#### SECTION DE TEXTE ####
Distributeur et importateur de machines de cintrage, JC Colombo présente la 3C Clomea. Cette cintreuse, qui travaille les tubes et profilés en acier, aluminium et PVC, est équipée de trois galets aciers entraineurs et deux galets cintreurs © JC Colombo

 

Des entreprises à l'écoute

 

En matière de cintrage, les entreprises spécialisées font preuve de dynamisme. Tellier par exemple.

 

Située à Chemillé, en Anjou, l'entreprise réalise aussi du cintrage à façon, fabrique des menuiseries cintrées et spécifiques en aluminium. « Nous avons développé la menuiserie aluminium OC 70+ à ouvrant caché afin d’harmoniser la façade de la maison », indique Michaël Baron. Principales caractéristiques : dormant de 70 mm, rayon minimum de cintrage de 300 mm dos de dormant, plein cintre et cintre surbaissé, vitrage 28 ou 31 mm, bicoloration, etc. « Et pour rester dans les délais, nous avons augmenté notre surface de production de 1 000 m2 », poursuit Michaël Baron.
#### DONNÉES FOURNIES ####
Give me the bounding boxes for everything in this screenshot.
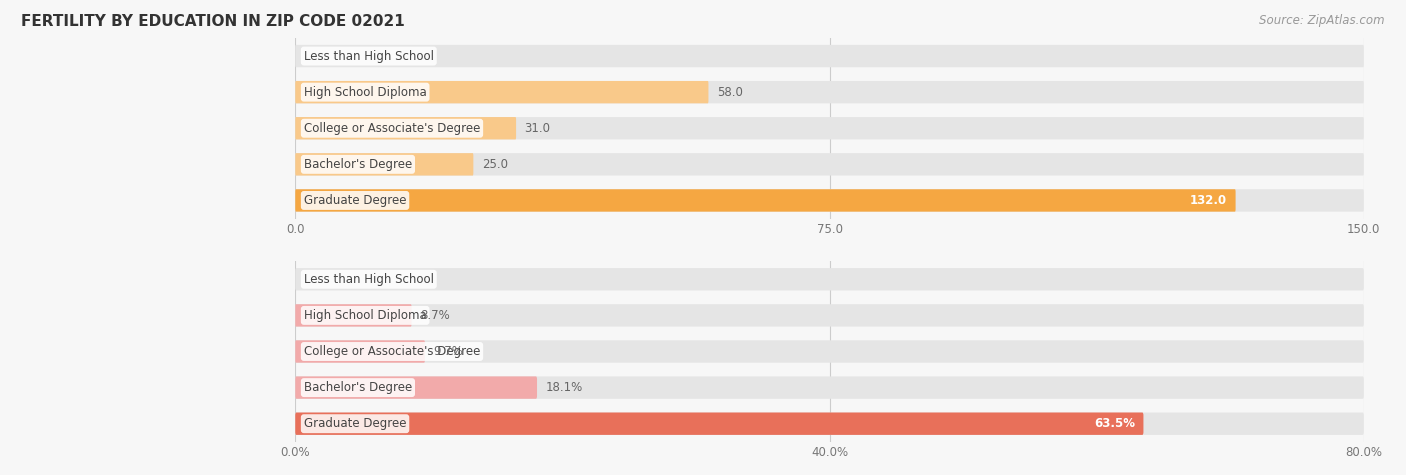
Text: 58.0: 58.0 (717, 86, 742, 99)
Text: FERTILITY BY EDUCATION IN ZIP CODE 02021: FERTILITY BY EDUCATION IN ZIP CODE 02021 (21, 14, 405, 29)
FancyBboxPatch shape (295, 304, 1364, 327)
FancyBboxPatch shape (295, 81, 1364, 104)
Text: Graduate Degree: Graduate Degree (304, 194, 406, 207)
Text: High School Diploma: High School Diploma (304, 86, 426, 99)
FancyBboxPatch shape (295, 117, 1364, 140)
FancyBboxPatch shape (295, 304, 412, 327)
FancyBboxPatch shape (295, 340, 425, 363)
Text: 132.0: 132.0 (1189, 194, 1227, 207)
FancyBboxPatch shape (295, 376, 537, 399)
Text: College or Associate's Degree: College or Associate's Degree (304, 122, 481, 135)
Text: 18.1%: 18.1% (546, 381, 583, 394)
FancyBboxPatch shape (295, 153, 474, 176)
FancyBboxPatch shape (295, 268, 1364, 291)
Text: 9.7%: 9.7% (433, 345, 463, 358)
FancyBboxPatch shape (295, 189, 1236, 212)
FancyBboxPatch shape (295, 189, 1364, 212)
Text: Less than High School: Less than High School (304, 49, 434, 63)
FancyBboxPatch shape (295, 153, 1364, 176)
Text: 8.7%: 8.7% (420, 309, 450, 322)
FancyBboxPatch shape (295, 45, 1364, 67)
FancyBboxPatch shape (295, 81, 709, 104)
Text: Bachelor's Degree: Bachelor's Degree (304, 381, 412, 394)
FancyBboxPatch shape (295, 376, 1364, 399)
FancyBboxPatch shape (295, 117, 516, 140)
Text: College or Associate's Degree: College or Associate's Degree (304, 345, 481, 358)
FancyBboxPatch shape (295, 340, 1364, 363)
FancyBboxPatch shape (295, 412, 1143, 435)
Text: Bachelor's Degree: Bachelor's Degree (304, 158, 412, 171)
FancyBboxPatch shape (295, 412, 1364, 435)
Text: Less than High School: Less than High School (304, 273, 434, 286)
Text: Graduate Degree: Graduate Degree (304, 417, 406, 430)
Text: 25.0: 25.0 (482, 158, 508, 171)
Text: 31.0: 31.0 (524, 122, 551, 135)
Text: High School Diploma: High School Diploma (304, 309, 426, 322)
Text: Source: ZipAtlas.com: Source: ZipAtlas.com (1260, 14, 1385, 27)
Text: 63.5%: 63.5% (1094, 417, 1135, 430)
####
* DÉFIS
1: Pouvez-vous redonner tels quels les enregistrements allant de la ligne qui contient "Text: 58.0: 58.0 (717, 86, 742, 99)" jusqu'à celle qui contient "Text: Graduate Degree: Graduate Degree (304, 417, 406, 430)", ces deux lignes comprises ?
2: Pouvez-vous poursuivre le texte sur les entreprises de cintrage à partir de l'endroit où il s'arrête ?

* RÉPONSES FINALES
1:
Text: 58.0: 58.0 (717, 86, 742, 99)
Text: FERTILITY BY EDUCATION IN ZIP CODE 02021: FERTILITY BY EDUCATION IN ZIP CODE 02021 (21, 14, 405, 29)
FancyBboxPatch shape (295, 304, 1364, 327)
FancyBboxPatch shape (295, 81, 1364, 104)
Text: Graduate Degree: Graduate Degree (304, 194, 406, 207)
Text: High School Diploma: High School Diploma (304, 86, 426, 99)
FancyBboxPatch shape (295, 117, 1364, 140)
FancyBboxPatch shape (295, 304, 412, 327)
FancyBboxPatch shape (295, 340, 425, 363)
Text: 132.0: 132.0 (1189, 194, 1227, 207)
FancyBboxPatch shape (295, 376, 537, 399)
Text: College or Associate's Degree: College or Associate's Degree (304, 122, 481, 135)
Text: 18.1%: 18.1% (546, 381, 583, 394)
FancyBboxPatch shape (295, 153, 474, 176)
FancyBboxPatch shape (295, 268, 1364, 291)
Text: 9.7%: 9.7% (433, 345, 463, 358)
FancyBboxPatch shape (295, 189, 1236, 212)
FancyBboxPatch shape (295, 189, 1364, 212)
Text: Less than High School: Less than High School (304, 49, 434, 63)
FancyBboxPatch shape (295, 153, 1364, 176)
Text: 8.7%: 8.7% (420, 309, 450, 322)
FancyBboxPatch shape (295, 45, 1364, 67)
FancyBboxPatch shape (295, 81, 709, 104)
Text: Bachelor's Degree: Bachelor's Degree (304, 381, 412, 394)
FancyBboxPatch shape (295, 376, 1364, 399)
FancyBboxPatch shape (295, 117, 516, 140)
Text: College or Associate's Degree: College or Associate's Degree (304, 345, 481, 358)
FancyBboxPatch shape (295, 340, 1364, 363)
FancyBboxPatch shape (295, 412, 1143, 435)
Text: Bachelor's Degree: Bachelor's Degree (304, 158, 412, 171)
FancyBboxPatch shape (295, 412, 1364, 435)
Text: Less than High School: Less than High School (304, 273, 434, 286)
Text: Graduate Degree: Graduate Degree (304, 417, 406, 430)

2:
Pour sa part, Ouest Cintrage travaille comme sous-traitant en aluminium et PVC. « Notre métier, c’est le PVC, mais aujourd’hui nous produisons beaucoup de portes d’entrée en aluminium », souligne Pascal Gérault.

 

De son côté, BVL Serrulac dispose de sa propre gamme de profils à rupture thermique. « Grâce au profilé très fin, nous proposons le clair de vue le plus important du marché », assure Rémy Francou. « De plus, la variété de profils permet de s’adapter à tous les types de pose ». Mais surtout, depuis deux-trois ans, l’entreprise a mis en place le service Cintrage +. Concrètement, BVL Serrulac cintre, coupe et laque les profils. Le menuisier n’a plus qu’à assembler la fenêtre.

 

Quant au fabricant de menuiseries cintrées Alco Cintrage, il propose le laquage depuis six ans pour un meilleur service client et la souplesse d’organisation. « Par ailleurs, nous sommes en train de construire une extension d’environ 200 m2 », signale Christine Stein. « Nous proposons des menuiseries vitrées depuis 2014. Une activité qui prend de l’ampleur et nécessite de la place ».

 

M.L.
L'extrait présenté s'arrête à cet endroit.